## Document
'''

THE Syndication NEED: US stock market return since 1801 is 6.7% real, 6.9% if you exclude Alexander Hamilton's first and second US Banks which both failed but were publicly traded, so let's use 6.9% Real, and 8.4% Nominal with the inflation, this comes from Dr Jeremy Seigel at UPenn data set. Now if you don't like long-term data, let's use last 20 yrs only, from JPMorgan Wealth Management Teams in house data, which covers a boom a bust and a boom and a pan-demic, typical for a US 20yr span.

which gives us 9.5% nominal (REITS beat SP500 by the way), but the key number is the orange bar, 3.6%, That is what the average wealthy college educated client of theirs dose, hundreds of thousands of clients. Only 3.6%, This number is quite low and this is why I and many investors look towards Real Estate, REITs, and particularly private RE syndications as a way to get better, inflation beating returns. Obviously finding high quality real estate GP syndicators with good long term track records is quite difficult, but definitely worth it. Many of us who are busy professionals can't and also don't want to manage real estate directly. (toilets/termites/tenants) It would decrease my time at work where I generate significant seed capital, and that lost opportunity cost would exceed the real estate profits at least in first 20 yrs of my career. Now a great option for the original poster and i think from what Melanie wrote as well is to invest in liquid REITs. You can see from above chart, they beat the us stock market, and from the older NAREIT study they have returned 13% since 1976 versus 11.4% for US tock market same 50 yr period. Contrary to Melanie's awesome performance, most individual RE investors per multiple academic studies do worse by 3-4% per year than the REITs do, and many reasons for this, REITs have access to lower cost of capital, lower property management costs (Realty Income-O-, spends 0.6% a year on all management), and many other reasons, but big problem, REITs as very liquid, then people can buy high and sell low causing poor returns too, as above.
I find RE syndications to be a very good blend, between managing RE and passive REITs, they keep me locked up for 10+years minimum, so I don't (as a glorified Chimp with Wi-Fi) trade out of them at the wrong time when market gets scary, but they also generate REIT beating returns and as an LP in 35-36 deals I have no active role, so I can focus energy/time at my job, creating more investment income, and the tax benefits are beyond sexy.

'''

## Recorded data
'''

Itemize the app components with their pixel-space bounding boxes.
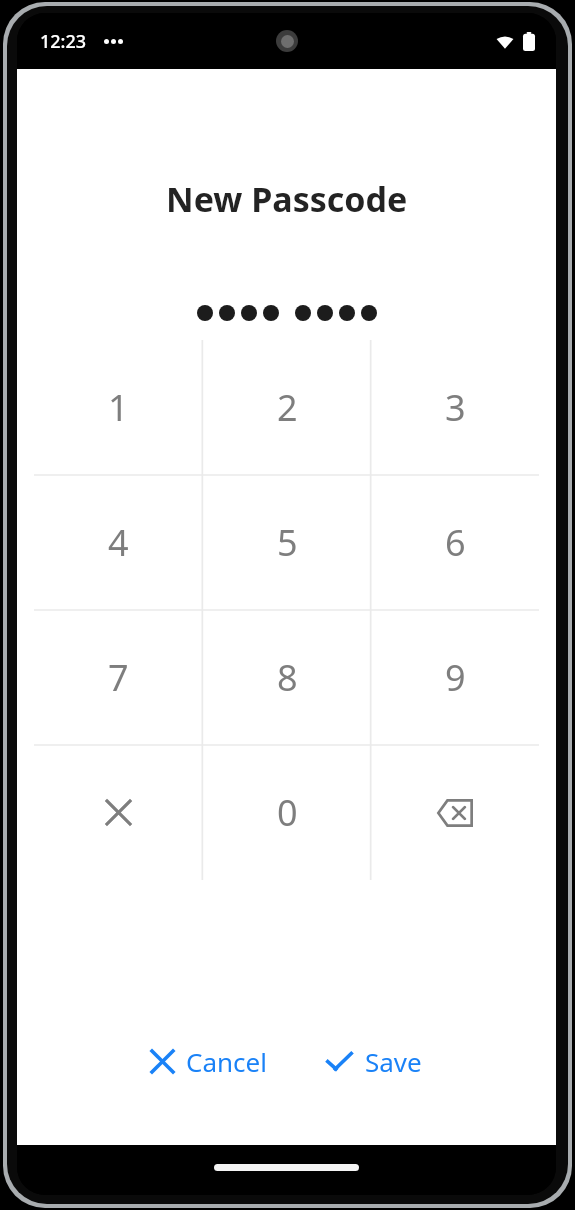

'''
'''

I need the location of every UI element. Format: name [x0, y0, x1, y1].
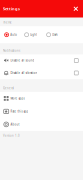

'''

## Objective A
In the post on real estate syndications, what yearly share does Realty Income spend on all management?
## Objective B
Mark each statement yes or no against the post on real estate syndications, and quote the words that decide it: (i) REITs have returned 13% since 1976. (ii) The writer is an LP in about 50 deals. (iii) Most individual real estate investors outperform REITs.

## Written reply A
0.6% a year.

## Written reply B
(i) Yes: "they have returned 13% since 1976"
(ii) No: "as an LP in 35-36 deals"
(iii) No: "most individual RE investors per multiple academic studies do worse by 3-4% per year than the REITs do"